The task: Using the entries that follow, collect the lines where the word "heading" appears.

Data excerpts:

* * * * * * * * *

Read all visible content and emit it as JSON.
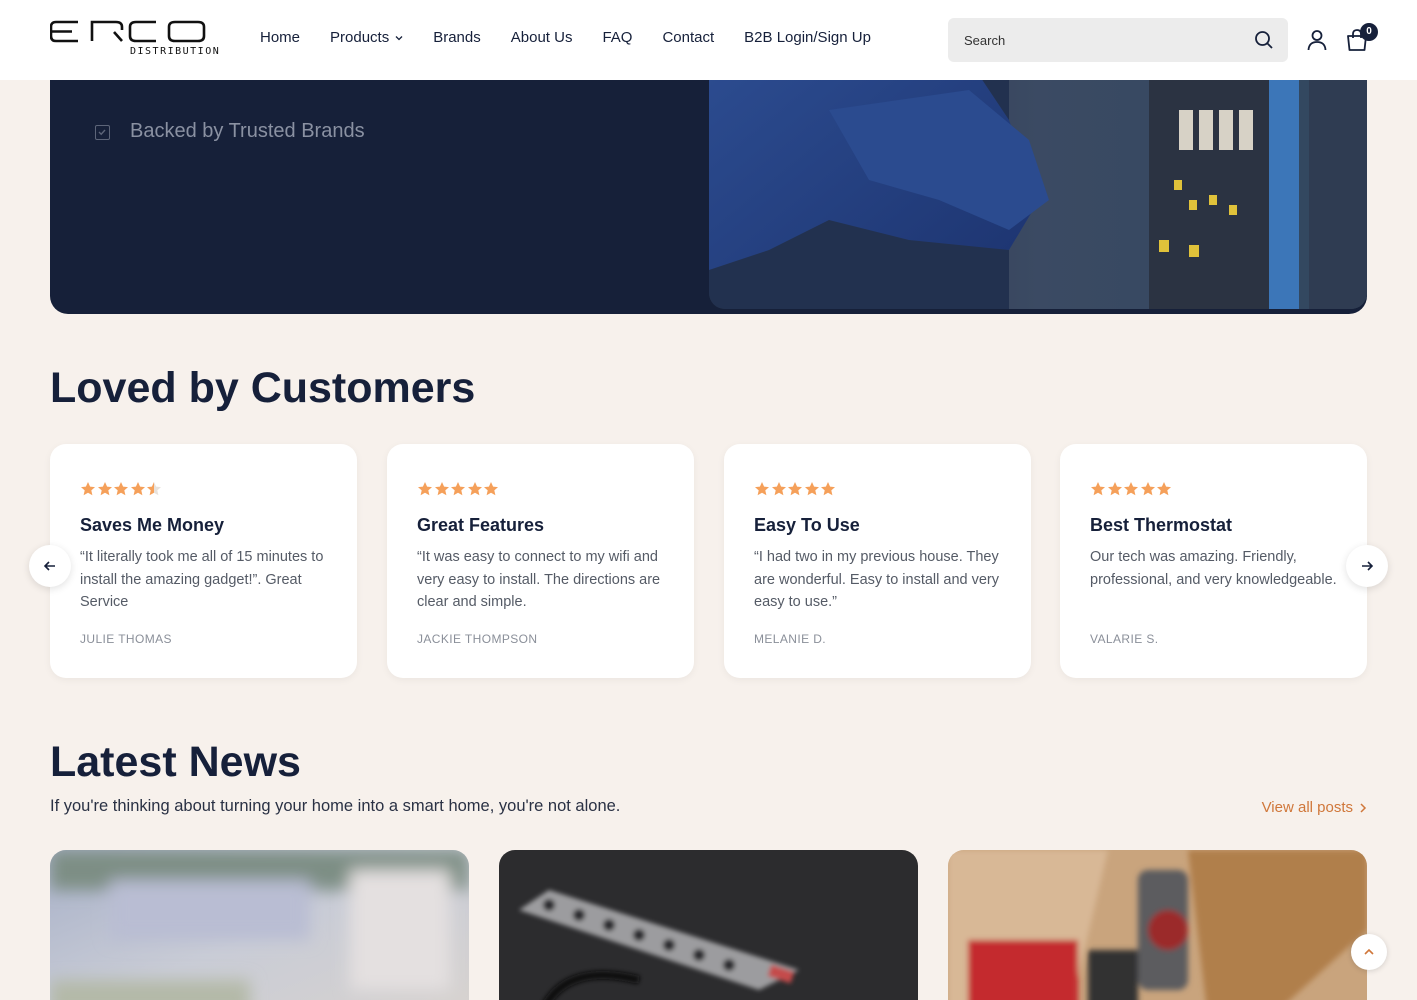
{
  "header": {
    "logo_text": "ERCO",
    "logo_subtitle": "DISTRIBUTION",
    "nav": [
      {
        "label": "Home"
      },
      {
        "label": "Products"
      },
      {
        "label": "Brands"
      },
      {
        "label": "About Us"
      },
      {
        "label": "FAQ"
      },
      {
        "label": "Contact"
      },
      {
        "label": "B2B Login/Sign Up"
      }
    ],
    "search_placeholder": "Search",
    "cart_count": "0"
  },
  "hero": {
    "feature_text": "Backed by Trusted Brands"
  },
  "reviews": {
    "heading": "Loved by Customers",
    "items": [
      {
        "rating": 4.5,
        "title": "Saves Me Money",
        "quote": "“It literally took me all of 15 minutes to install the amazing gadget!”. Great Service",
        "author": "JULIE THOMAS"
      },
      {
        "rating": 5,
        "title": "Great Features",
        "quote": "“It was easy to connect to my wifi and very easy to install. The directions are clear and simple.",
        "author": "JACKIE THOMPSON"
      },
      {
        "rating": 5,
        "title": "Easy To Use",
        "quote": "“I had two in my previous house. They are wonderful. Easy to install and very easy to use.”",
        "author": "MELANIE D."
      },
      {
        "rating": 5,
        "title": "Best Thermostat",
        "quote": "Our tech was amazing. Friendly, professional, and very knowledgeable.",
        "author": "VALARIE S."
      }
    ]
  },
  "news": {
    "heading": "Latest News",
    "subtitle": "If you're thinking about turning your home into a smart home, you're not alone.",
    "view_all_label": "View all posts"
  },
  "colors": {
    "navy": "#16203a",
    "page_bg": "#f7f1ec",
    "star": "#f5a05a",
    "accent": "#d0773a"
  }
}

* * * * * * * * *

Exercise solution:
    "heading": "Loved by Customers",
    "heading": "Latest News",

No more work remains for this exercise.